▶ YOUR OBJECTIVE:
Wherever the word "required" appears in a line, extract that line.

Dataset items

--- Begin ---

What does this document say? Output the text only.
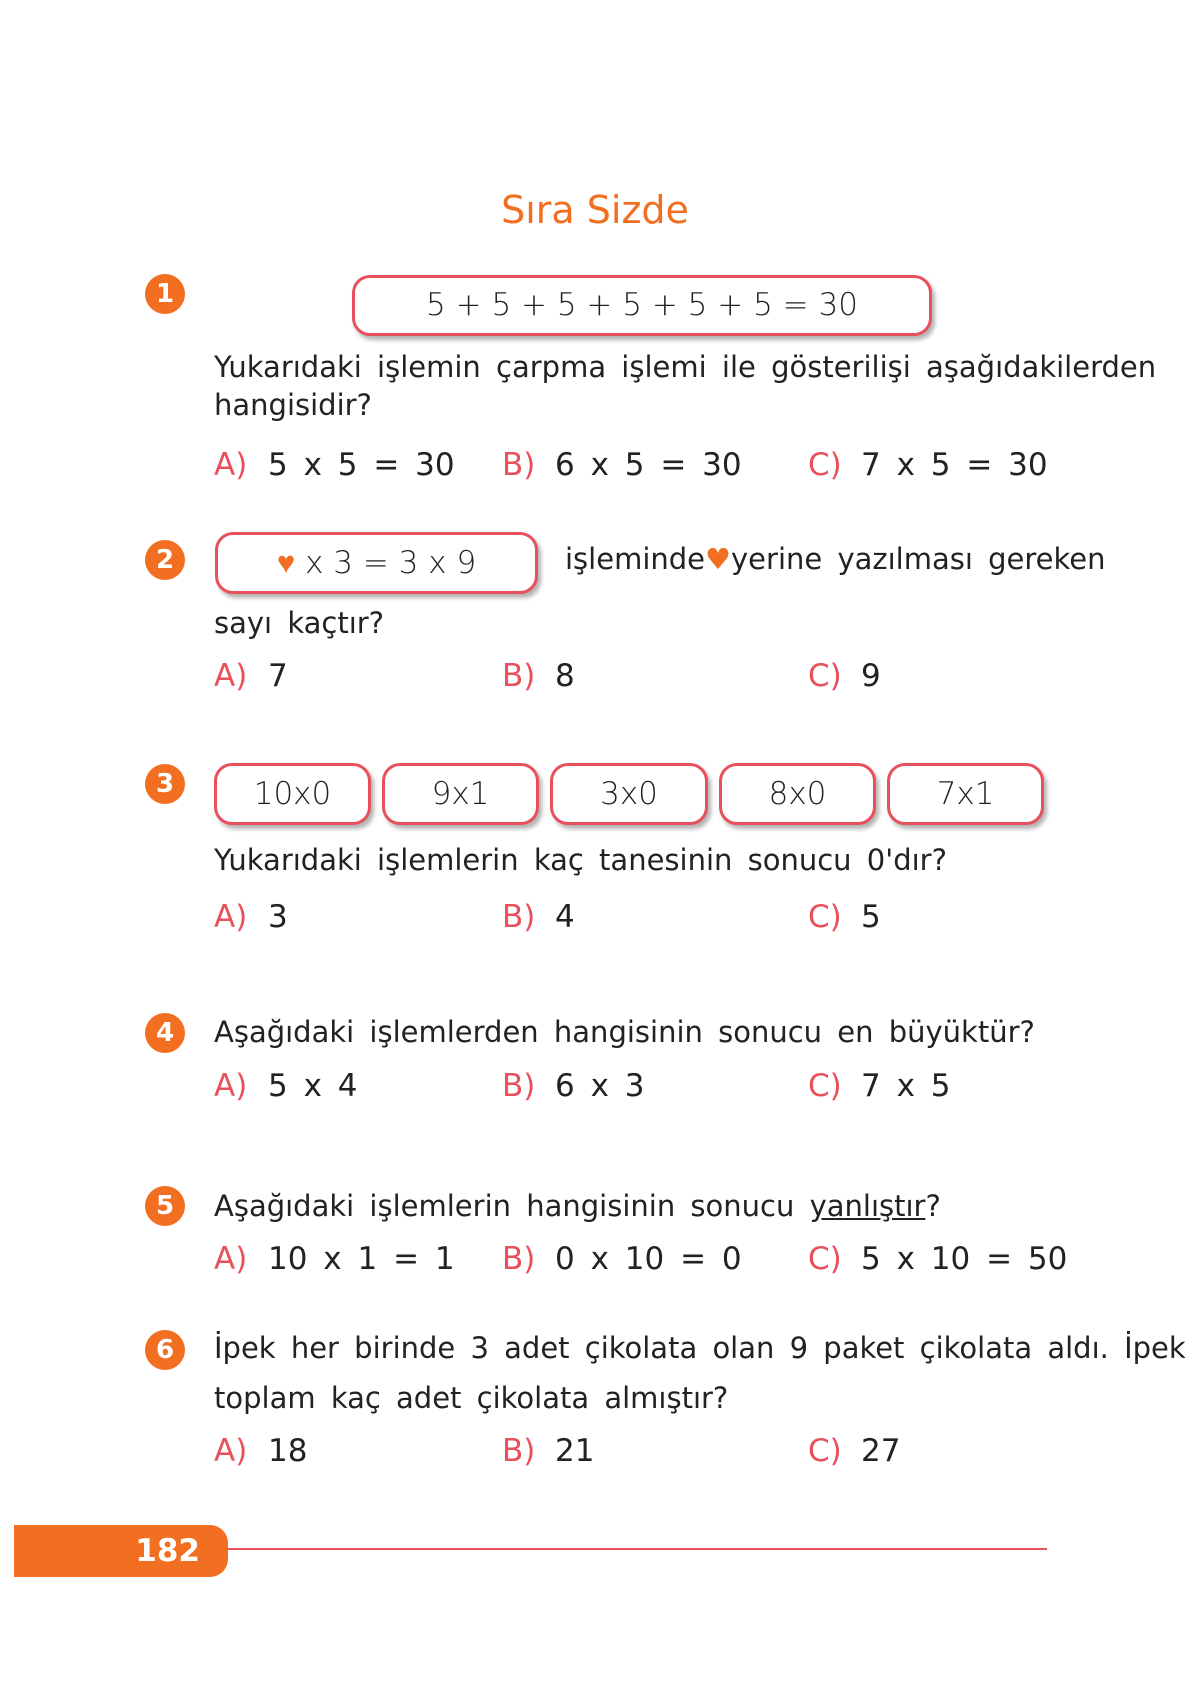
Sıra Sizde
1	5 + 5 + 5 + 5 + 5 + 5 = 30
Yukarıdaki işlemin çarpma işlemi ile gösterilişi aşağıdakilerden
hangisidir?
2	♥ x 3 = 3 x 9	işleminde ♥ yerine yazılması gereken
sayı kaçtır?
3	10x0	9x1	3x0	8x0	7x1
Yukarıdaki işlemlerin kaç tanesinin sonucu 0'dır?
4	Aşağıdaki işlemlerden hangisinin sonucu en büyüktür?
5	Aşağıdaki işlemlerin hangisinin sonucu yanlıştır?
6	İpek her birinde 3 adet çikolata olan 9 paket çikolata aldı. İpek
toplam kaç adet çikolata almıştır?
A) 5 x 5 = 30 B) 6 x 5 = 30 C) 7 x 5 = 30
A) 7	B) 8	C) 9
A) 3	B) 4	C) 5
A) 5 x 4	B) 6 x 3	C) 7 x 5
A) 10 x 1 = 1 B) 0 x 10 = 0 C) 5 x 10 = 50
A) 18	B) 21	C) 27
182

--- End ---
--- Begin ---

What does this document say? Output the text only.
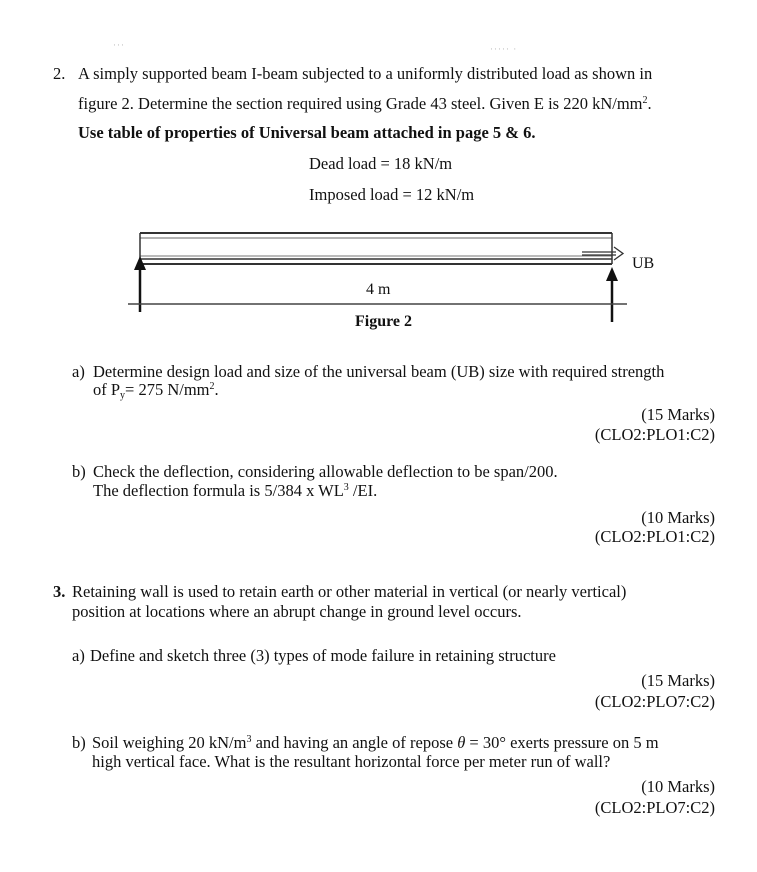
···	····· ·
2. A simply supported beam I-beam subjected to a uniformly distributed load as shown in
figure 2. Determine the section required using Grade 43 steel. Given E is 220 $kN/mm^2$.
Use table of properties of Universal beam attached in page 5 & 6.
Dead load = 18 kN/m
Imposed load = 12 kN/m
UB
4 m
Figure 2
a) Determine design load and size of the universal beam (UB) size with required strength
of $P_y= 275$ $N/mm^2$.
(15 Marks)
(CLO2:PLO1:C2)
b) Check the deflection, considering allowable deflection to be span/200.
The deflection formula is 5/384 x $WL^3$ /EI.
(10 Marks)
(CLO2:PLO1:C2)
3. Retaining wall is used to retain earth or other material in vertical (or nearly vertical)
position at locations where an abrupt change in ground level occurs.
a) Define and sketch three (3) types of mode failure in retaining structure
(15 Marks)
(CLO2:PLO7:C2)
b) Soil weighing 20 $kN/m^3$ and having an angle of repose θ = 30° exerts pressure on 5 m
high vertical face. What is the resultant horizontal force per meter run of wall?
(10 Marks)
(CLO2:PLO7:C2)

--- End ---

▶ ANSWER TO THIS EXERCISE:
figure 2. Determine the section required using Grade 43 steel. Given E is 220 $kN/mm^2$.
a) Determine design load and size of the universal beam (UB) size with required strength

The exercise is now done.